Instruction
Restate the whole listing exactly.

Data entries
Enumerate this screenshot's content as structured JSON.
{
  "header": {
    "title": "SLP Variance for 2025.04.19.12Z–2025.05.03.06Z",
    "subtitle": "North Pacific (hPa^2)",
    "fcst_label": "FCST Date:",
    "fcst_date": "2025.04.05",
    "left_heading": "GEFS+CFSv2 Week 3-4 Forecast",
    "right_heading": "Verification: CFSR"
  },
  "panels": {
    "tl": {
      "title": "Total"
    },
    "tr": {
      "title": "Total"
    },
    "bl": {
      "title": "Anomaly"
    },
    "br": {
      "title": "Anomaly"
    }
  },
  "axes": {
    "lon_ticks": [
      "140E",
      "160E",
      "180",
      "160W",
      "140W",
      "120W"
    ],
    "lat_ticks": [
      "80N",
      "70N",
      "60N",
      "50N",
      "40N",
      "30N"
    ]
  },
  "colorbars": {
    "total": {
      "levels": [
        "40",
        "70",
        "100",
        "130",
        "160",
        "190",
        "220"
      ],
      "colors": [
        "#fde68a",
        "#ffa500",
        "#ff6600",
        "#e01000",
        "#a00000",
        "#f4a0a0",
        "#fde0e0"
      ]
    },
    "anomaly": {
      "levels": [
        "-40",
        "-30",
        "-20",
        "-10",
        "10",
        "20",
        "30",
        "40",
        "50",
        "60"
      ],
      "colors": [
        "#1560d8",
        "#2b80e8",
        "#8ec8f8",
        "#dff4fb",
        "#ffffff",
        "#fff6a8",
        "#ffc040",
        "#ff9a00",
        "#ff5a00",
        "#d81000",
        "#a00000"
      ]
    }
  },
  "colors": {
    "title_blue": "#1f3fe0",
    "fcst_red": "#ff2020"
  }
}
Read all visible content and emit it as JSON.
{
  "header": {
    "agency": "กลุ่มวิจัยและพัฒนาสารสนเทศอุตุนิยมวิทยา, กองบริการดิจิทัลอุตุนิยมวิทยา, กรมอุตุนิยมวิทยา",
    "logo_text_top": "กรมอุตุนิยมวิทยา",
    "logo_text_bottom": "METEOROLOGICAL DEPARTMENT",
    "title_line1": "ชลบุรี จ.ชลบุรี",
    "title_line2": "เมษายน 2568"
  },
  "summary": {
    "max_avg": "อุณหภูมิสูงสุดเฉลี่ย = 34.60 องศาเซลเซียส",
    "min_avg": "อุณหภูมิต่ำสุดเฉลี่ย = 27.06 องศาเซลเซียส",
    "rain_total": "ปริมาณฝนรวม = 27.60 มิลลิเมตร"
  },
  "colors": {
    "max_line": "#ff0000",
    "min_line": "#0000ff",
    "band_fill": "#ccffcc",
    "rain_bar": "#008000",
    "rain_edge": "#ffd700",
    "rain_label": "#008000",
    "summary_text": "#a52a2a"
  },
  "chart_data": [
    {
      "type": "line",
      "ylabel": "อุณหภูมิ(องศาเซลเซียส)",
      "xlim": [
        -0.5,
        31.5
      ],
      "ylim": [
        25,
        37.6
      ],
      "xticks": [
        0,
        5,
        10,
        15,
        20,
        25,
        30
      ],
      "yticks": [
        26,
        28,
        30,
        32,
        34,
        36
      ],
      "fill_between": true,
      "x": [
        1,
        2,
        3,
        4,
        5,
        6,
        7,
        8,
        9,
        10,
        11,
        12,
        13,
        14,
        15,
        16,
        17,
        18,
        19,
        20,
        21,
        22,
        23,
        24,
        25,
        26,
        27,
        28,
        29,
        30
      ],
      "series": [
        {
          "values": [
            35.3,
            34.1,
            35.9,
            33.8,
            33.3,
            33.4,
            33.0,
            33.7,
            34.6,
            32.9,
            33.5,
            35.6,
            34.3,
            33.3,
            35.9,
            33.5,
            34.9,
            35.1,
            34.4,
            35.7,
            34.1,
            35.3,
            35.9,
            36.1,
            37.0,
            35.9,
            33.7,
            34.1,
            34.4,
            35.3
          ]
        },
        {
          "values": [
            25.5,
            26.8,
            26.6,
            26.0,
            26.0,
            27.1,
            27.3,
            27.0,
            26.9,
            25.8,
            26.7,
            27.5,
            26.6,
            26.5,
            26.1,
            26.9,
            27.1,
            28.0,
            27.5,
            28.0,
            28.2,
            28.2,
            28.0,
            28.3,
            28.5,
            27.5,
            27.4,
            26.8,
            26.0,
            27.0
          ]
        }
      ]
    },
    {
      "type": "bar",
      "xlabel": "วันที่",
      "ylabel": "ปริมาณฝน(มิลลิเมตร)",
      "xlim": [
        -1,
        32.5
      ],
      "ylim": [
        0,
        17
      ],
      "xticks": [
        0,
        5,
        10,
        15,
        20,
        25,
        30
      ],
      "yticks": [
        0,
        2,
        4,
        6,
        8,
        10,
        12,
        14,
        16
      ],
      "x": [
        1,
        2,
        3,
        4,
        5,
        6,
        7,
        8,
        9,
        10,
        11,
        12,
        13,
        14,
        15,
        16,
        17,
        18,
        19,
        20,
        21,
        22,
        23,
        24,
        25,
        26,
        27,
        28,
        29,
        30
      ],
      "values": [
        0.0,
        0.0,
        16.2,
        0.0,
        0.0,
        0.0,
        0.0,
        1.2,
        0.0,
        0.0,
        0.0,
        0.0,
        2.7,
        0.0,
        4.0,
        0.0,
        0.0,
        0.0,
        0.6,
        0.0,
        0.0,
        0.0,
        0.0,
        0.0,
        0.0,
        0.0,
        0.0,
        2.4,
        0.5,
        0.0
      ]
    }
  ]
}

Exercise result
Enumerate this screenshot's content as structured JSON.
{
  "header": {
    "title": "SLP Variance for 2025.04.19.12Z–2025.05.03.06Z",
    "subtitle": "North Pacific (hPa^2)",
    "fcst_label": "FCST Date:",
    "fcst_date": "2025.04.05",
    "left_heading": "GEFS+CFSv2 Week 3-4 Forecast",
    "right_heading": "Verification: CFSR"
  },
  "panels": {
    "tl": {
      "title": "Total"
    },
    "tr": {
      "title": "Total"
    },
    "bl": {
      "title": "Anomaly"
    },
    "br": {
      "title": "Anomaly"
    }
  },
  "axes": {
    "lon_ticks": [
      "140E",
      "160E",
      "180",
      "160W",
      "140W",
      "120W"
    ],
    "lat_ticks": [
      "80N",
      "70N",
      "60N",
      "50N",
      "40N",
      "30N"
    ]
  },
  "colorbars": {
    "total": {
      "levels": [
        "40",
        "70",
        "100",
        "130",
        "160",
        "190",
        "220"
      ],
      "colors": [
        "#fde68a",
        "#ffa500",
        "#ff6600",
        "#e01000",
        "#a00000",
        "#f4a0a0",
        "#fde0e0"
      ]
    },
    "anomaly": {
      "levels": [
        "-40",
        "-30",
        "-20",
        "-10",
        "10",
        "20",
        "30",
        "40",
        "50",
        "60"
      ],
      "colors": [
        "#1560d8",
        "#2b80e8",
        "#8ec8f8",
        "#dff4fb",
        "#ffffff",
        "#fff6a8",
        "#ffc040",
        "#ff9a00",
        "#ff5a00",
        "#d81000",
        "#a00000"
      ]
    }
  },
  "colors": {
    "title_blue": "#1f3fe0",
    "fcst_red": "#ff2020"
  }
}
Read all visible content and emit it as JSON.
{
  "header": {
    "agency": "กลุ่มวิจัยและพัฒนาสารสนเทศอุตุนิยมวิทยา, กองบริการดิจิทัลอุตุนิยมวิทยา, กรมอุตุนิยมวิทยา",
    "logo_text_top": "กรมอุตุนิยมวิทยา",
    "logo_text_bottom": "METEOROLOGICAL DEPARTMENT",
    "title_line1": "ชลบุรี จ.ชลบุรี",
    "title_line2": "เมษายน 2568"
  },
  "summary": {
    "max_avg": "อุณหภูมิสูงสุดเฉลี่ย = 34.60 องศาเซลเซียส",
    "min_avg": "อุณหภูมิต่ำสุดเฉลี่ย = 27.06 องศาเซลเซียส",
    "rain_total": "ปริมาณฝนรวม = 27.60 มิลลิเมตร"
  },
  "colors": {
    "max_line": "#ff0000",
    "min_line": "#0000ff",
    "band_fill": "#ccffcc",
    "rain_bar": "#008000",
    "rain_edge": "#ffd700",
    "rain_label": "#008000",
    "summary_text": "#a52a2a"
  },
  "chart_data": [
    {
      "type": "line",
      "ylabel": "อุณหภูมิ(องศาเซลเซียส)",
      "xlim": [
        -0.5,
        31.5
      ],
      "ylim": [
        25,
        37.6
      ],
      "xticks": [
        0,
        5,
        10,
        15,
        20,
        25,
        30
      ],
      "yticks": [
        26,
        28,
        30,
        32,
        34,
        36
      ],
      "fill_between": true,
      "x": [
        1,
        2,
        3,
        4,
        5,
        6,
        7,
        8,
        9,
        10,
        11,
        12,
        13,
        14,
        15,
        16,
        17,
        18,
        19,
        20,
        21,
        22,
        23,
        24,
        25,
        26,
        27,
        28,
        29,
        30
      ],
      "series": [
        {
          "values": [
            35.3,
            34.1,
            35.9,
            33.8,
            33.3,
            33.4,
            33.0,
            33.7,
            34.6,
            32.9,
            33.5,
            35.6,
            34.3,
            33.3,
            35.9,
            33.5,
            34.9,
            35.1,
            34.4,
            35.7,
            34.1,
            35.3,
            35.9,
            36.1,
            37.0,
            35.9,
            33.7,
            34.1,
            34.4,
            35.3
          ]
        },
        {
          "values": [
            25.5,
            26.8,
            26.6,
            26.0,
            26.0,
            27.1,
            27.3,
            27.0,
            26.9,
            25.8,
            26.7,
            27.5,
            26.6,
            26.5,
            26.1,
            26.9,
            27.1,
            28.0,
            27.5,
            28.0,
            28.2,
            28.2,
            28.0,
            28.3,
            28.5,
            27.5,
            27.4,
            26.8,
            26.0,
            27.0
          ]
        }
      ]
    },
    {
      "type": "bar",
      "xlabel": "วันที่",
      "ylabel": "ปริมาณฝน(มิลลิเมตร)",
      "xlim": [
        -1,
        32.5
      ],
      "ylim": [
        0,
        17
      ],
      "xticks": [
        0,
        5,
        10,
        15,
        20,
        25,
        30
      ],
      "yticks": [
        0,
        2,
        4,
        6,
        8,
        10,
        12,
        14,
        16
      ],
      "x": [
        1,
        2,
        3,
        4,
        5,
        6,
        7,
        8,
        9,
        10,
        11,
        12,
        13,
        14,
        15,
        16,
        17,
        18,
        19,
        20,
        21,
        22,
        23,
        24,
        25,
        26,
        27,
        28,
        29,
        30
      ],
      "values": [
        0.0,
        0.0,
        16.2,
        0.0,
        0.0,
        0.0,
        0.0,
        1.2,
        0.0,
        0.0,
        0.0,
        0.0,
        2.7,
        0.0,
        4.0,
        0.0,
        0.0,
        0.0,
        0.6,
        0.0,
        0.0,
        0.0,
        0.0,
        0.0,
        0.0,
        0.0,
        0.0,
        2.4,
        0.5,
        0.0
      ]
    }
  ]
}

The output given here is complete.